◆ What to do
Exactly as written, print each record in the listing.

::::

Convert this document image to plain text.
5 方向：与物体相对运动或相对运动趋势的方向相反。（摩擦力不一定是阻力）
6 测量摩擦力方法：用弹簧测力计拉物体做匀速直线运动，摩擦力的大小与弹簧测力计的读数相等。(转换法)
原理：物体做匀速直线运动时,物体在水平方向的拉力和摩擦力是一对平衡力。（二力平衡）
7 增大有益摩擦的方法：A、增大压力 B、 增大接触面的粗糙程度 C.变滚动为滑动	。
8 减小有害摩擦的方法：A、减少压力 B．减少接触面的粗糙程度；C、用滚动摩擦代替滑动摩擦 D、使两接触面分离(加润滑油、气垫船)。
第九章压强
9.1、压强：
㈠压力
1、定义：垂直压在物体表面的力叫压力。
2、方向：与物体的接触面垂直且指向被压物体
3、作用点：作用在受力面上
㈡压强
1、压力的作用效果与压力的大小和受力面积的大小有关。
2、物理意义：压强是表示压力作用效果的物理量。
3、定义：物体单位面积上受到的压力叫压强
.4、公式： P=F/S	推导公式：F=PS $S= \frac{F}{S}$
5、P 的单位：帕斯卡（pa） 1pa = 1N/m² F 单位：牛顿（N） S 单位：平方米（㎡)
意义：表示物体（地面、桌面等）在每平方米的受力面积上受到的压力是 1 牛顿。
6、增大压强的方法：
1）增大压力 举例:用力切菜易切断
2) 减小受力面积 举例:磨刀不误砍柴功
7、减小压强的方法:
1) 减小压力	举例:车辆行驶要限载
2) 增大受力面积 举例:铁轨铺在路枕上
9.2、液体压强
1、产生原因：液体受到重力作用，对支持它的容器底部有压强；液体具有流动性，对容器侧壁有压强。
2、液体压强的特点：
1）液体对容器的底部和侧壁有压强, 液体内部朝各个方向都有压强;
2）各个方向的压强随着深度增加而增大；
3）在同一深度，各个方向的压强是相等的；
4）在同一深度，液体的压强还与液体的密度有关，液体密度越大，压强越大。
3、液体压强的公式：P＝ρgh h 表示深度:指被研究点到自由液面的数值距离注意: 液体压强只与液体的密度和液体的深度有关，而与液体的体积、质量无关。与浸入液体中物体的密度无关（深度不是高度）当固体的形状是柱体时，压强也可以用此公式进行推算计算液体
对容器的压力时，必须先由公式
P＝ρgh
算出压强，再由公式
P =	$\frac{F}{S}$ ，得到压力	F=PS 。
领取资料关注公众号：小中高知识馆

::::

◆ Answer to the task
Convert this document image to plain text.
5 方向：与物体相对运动或相对运动趋势的方向相反。（摩擦力不一定是阻力）
6 测量摩擦力方法：用弹簧测力计拉物体做匀速直线运动，摩擦力的大小与弹簧测力计的读数相等。(转换法)
原理：物体做匀速直线运动时,物体在水平方向的拉力和摩擦力是一对平衡力。（二力平衡）
7 增大有益摩擦的方法：A、增大压力 B、 增大接触面的粗糙程度 C.变滚动为滑动	。
8 减小有害摩擦的方法：A、减少压力 B．减少接触面的粗糙程度；C、用滚动摩擦代替滑动摩擦 D、使两接触面分离(加润滑油、气垫船)。
第九章压强
9.1、压强：
㈠压力
1、定义：垂直压在物体表面的力叫压力。
2、方向：与物体的接触面垂直且指向被压物体
3、作用点：作用在受力面上
㈡压强
1、压力的作用效果与压力的大小和受力面积的大小有关。
2、物理意义：压强是表示压力作用效果的物理量。
3、定义：物体单位面积上受到的压力叫压强
.4、公式： P=F/S	推导公式：F=PS $S= \frac{F}{S}$
5、P 的单位：帕斯卡（pa） 1pa = 1N/m² F 单位：牛顿（N） S 单位：平方米（㎡)
意义：表示物体（地面、桌面等）在每平方米的受力面积上受到的压力是 1 牛顿。
6、增大压强的方法：
1）增大压力 举例:用力切菜易切断
2) 减小受力面积 举例:磨刀不误砍柴功
7、减小压强的方法:
1) 减小压力	举例:车辆行驶要限载
2) 增大受力面积 举例:铁轨铺在路枕上
9.2、液体压强
1、产生原因：液体受到重力作用，对支持它的容器底部有压强；液体具有流动性，对容器侧壁有压强。
2、液体压强的特点：
1）液体对容器的底部和侧壁有压强, 液体内部朝各个方向都有压强;
2）各个方向的压强随着深度增加而增大；
3）在同一深度，各个方向的压强是相等的；
4）在同一深度，液体的压强还与液体的密度有关，液体密度越大，压强越大。
3、液体压强的公式：P＝ρgh h 表示深度:指被研究点到自由液面的数值距离注意: 液体压强只与液体的密度和液体的深度有关，而与液体的体积、质量无关。与浸入液体中物体的密度无关（深度不是高度）当固体的形状是柱体时，压强也可以用此公式进行推算计算液体
对容器的压力时，必须先由公式
P＝ρgh
算出压强，再由公式
P =	$\frac{F}{S}$ ，得到压力	F=PS 。
领取资料关注公众号：小中高知识馆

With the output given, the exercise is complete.